• _What is asked_
What follows is a set of records; repeat all of them exactly.

* begin Record set *

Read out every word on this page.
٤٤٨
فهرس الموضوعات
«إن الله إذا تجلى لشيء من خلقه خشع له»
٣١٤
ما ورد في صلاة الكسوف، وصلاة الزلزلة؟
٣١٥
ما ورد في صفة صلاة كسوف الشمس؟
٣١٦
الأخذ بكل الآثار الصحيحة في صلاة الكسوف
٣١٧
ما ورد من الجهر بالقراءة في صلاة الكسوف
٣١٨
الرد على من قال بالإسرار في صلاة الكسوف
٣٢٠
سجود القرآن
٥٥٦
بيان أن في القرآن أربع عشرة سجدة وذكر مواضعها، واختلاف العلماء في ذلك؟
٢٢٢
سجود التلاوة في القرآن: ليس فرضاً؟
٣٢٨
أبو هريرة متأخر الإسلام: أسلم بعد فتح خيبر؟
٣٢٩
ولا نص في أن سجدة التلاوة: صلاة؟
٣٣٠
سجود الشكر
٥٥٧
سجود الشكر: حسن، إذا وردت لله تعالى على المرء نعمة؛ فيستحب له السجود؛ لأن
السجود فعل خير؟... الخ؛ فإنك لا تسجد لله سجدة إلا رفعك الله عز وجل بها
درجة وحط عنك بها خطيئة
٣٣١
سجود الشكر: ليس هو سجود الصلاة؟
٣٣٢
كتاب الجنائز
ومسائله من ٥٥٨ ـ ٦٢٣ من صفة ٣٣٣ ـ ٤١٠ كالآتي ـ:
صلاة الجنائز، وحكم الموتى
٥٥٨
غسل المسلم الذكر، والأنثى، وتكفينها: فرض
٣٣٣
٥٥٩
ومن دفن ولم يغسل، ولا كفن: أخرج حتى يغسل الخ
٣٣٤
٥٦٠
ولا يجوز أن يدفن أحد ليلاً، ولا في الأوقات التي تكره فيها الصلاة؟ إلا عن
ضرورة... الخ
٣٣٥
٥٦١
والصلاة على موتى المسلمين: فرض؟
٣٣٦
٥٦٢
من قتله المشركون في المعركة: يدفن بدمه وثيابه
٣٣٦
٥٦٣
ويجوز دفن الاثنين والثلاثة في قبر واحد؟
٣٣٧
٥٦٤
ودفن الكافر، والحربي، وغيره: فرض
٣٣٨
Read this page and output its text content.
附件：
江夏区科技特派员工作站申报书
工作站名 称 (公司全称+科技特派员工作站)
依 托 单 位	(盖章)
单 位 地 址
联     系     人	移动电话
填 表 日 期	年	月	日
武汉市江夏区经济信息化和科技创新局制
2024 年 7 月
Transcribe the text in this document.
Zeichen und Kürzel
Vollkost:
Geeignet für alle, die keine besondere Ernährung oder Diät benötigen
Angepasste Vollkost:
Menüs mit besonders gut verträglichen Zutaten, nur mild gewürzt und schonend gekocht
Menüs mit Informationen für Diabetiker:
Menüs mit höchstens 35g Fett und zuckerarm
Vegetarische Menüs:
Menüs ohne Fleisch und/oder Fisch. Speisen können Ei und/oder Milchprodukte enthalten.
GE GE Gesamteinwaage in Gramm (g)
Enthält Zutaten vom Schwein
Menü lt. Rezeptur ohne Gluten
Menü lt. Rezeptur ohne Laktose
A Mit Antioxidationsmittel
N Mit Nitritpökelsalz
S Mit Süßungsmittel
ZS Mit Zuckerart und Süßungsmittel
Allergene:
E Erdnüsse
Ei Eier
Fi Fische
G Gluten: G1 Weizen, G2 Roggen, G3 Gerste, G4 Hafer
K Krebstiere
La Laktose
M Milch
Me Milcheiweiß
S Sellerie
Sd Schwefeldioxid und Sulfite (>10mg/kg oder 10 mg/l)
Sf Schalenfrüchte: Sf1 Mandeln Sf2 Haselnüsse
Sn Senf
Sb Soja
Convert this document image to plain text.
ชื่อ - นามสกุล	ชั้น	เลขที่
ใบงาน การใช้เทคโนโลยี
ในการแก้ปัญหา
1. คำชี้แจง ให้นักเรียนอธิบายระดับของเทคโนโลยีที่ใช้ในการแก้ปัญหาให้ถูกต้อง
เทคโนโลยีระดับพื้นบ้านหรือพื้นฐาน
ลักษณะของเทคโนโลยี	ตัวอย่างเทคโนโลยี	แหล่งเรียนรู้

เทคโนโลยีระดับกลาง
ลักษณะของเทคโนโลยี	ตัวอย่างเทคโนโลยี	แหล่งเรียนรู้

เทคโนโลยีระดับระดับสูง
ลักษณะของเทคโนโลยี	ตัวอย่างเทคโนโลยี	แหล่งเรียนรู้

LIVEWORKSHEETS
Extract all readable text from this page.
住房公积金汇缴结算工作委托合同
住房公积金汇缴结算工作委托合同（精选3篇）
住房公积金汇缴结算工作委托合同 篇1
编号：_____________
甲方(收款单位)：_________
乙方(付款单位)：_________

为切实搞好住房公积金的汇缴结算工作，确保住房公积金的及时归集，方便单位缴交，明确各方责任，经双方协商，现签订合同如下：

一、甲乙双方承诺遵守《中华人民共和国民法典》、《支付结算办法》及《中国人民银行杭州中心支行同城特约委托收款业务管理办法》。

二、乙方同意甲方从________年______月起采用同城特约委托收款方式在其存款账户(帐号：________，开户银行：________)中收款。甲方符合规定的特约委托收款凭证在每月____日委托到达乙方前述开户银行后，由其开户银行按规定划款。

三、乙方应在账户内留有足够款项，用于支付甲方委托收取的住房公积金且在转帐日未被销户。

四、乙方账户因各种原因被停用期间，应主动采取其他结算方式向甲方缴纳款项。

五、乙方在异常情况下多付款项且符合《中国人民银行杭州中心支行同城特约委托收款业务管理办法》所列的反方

* end Record set *

• _Response below_
Read out every word on this page.
٤٤٨
فهرس الموضوعات
«إن الله إذا تجلى لشيء من خلقه خشع له»
٣١٤
ما ورد في صلاة الكسوف، وصلاة الزلزلة؟
٣١٥
ما ورد في صفة صلاة كسوف الشمس؟
٣١٦
الأخذ بكل الآثار الصحيحة في صلاة الكسوف
٣١٧
ما ورد من الجهر بالقراءة في صلاة الكسوف
٣١٨
الرد على من قال بالإسرار في صلاة الكسوف
٣٢٠
سجود القرآن
٥٥٦
بيان أن في القرآن أربع عشرة سجدة وذكر مواضعها، واختلاف العلماء في ذلك؟
٢٢٢
سجود التلاوة في القرآن: ليس فرضاً؟
٣٢٨
أبو هريرة متأخر الإسلام: أسلم بعد فتح خيبر؟
٣٢٩
ولا نص في أن سجدة التلاوة: صلاة؟
٣٣٠
سجود الشكر
٥٥٧
سجود الشكر: حسن، إذا وردت لله تعالى على المرء نعمة؛ فيستحب له السجود؛ لأن
السجود فعل خير؟... الخ؛ فإنك لا تسجد لله سجدة إلا رفعك الله عز وجل بها
درجة وحط عنك بها خطيئة
٣٣١
سجود الشكر: ليس هو سجود الصلاة؟
٣٣٢
كتاب الجنائز
ومسائله من ٥٥٨ ـ ٦٢٣ من صفة ٣٣٣ ـ ٤١٠ كالآتي ـ:
صلاة الجنائز، وحكم الموتى
٥٥٨
غسل المسلم الذكر، والأنثى، وتكفينها: فرض
٣٣٣
٥٥٩
ومن دفن ولم يغسل، ولا كفن: أخرج حتى يغسل الخ
٣٣٤
٥٦٠
ولا يجوز أن يدفن أحد ليلاً، ولا في الأوقات التي تكره فيها الصلاة؟ إلا عن
ضرورة... الخ
٣٣٥
٥٦١
والصلاة على موتى المسلمين: فرض؟
٣٣٦
٥٦٢
من قتله المشركون في المعركة: يدفن بدمه وثيابه
٣٣٦
٥٦٣
ويجوز دفن الاثنين والثلاثة في قبر واحد؟
٣٣٧
٥٦٤
ودفن الكافر، والحربي، وغيره: فرض
٣٣٨
Read this page and output its text content.
附件：
江夏区科技特派员工作站申报书
工作站名 称 (公司全称+科技特派员工作站)
依 托 单 位	(盖章)
单 位 地 址
联     系     人	移动电话
填 表 日 期	年	月	日
武汉市江夏区经济信息化和科技创新局制
2024 年 7 月
Transcribe the text in this document.
Zeichen und Kürzel
Vollkost:
Geeignet für alle, die keine besondere Ernährung oder Diät benötigen
Angepasste Vollkost:
Menüs mit besonders gut verträglichen Zutaten, nur mild gewürzt und schonend gekocht
Menüs mit Informationen für Diabetiker:
Menüs mit höchstens 35g Fett und zuckerarm
Vegetarische Menüs:
Menüs ohne Fleisch und/oder Fisch. Speisen können Ei und/oder Milchprodukte enthalten.
GE GE Gesamteinwaage in Gramm (g)
Enthält Zutaten vom Schwein
Menü lt. Rezeptur ohne Gluten
Menü lt. Rezeptur ohne Laktose
A Mit Antioxidationsmittel
N Mit Nitritpökelsalz
S Mit Süßungsmittel
ZS Mit Zuckerart und Süßungsmittel
Allergene:
E Erdnüsse
Ei Eier
Fi Fische
G Gluten: G1 Weizen, G2 Roggen, G3 Gerste, G4 Hafer
K Krebstiere
La Laktose
M Milch
Me Milcheiweiß
S Sellerie
Sd Schwefeldioxid und Sulfite (>10mg/kg oder 10 mg/l)
Sf Schalenfrüchte: Sf1 Mandeln Sf2 Haselnüsse
Sn Senf
Sb Soja
Convert this document image to plain text.
ชื่อ - นามสกุล	ชั้น	เลขที่
ใบงาน การใช้เทคโนโลยี
ในการแก้ปัญหา
1. คำชี้แจง ให้นักเรียนอธิบายระดับของเทคโนโลยีที่ใช้ในการแก้ปัญหาให้ถูกต้อง
เทคโนโลยีระดับพื้นบ้านหรือพื้นฐาน
ลักษณะของเทคโนโลยี	ตัวอย่างเทคโนโลยี	แหล่งเรียนรู้

เทคโนโลยีระดับกลาง
ลักษณะของเทคโนโลยี	ตัวอย่างเทคโนโลยี	แหล่งเรียนรู้

เทคโนโลยีระดับระดับสูง
ลักษณะของเทคโนโลยี	ตัวอย่างเทคโนโลยี	แหล่งเรียนรู้

LIVEWORKSHEETS
Extract all readable text from this page.
住房公积金汇缴结算工作委托合同
住房公积金汇缴结算工作委托合同（精选3篇）
住房公积金汇缴结算工作委托合同 篇1
编号：_____________
甲方(收款单位)：_________
乙方(付款单位)：_________

为切实搞好住房公积金的汇缴结算工作，确保住房公积金的及时归集，方便单位缴交，明确各方责任，经双方协商，现签订合同如下：

一、甲乙双方承诺遵守《中华人民共和国民法典》、《支付结算办法》及《中国人民银行杭州中心支行同城特约委托收款业务管理办法》。

二、乙方同意甲方从________年______月起采用同城特约委托收款方式在其存款账户(帐号：________，开户银行：________)中收款。甲方符合规定的特约委托收款凭证在每月____日委托到达乙方前述开户银行后，由其开户银行按规定划款。

三、乙方应在账户内留有足够款项，用于支付甲方委托收取的住房公积金且在转帐日未被销户。

四、乙方账户因各种原因被停用期间，应主动采取其他结算方式向甲方缴纳款项。

五、乙方在异常情况下多付款项且符合《中国人民银行杭州中心支行同城特约委托收款业务管理办法》所列的反方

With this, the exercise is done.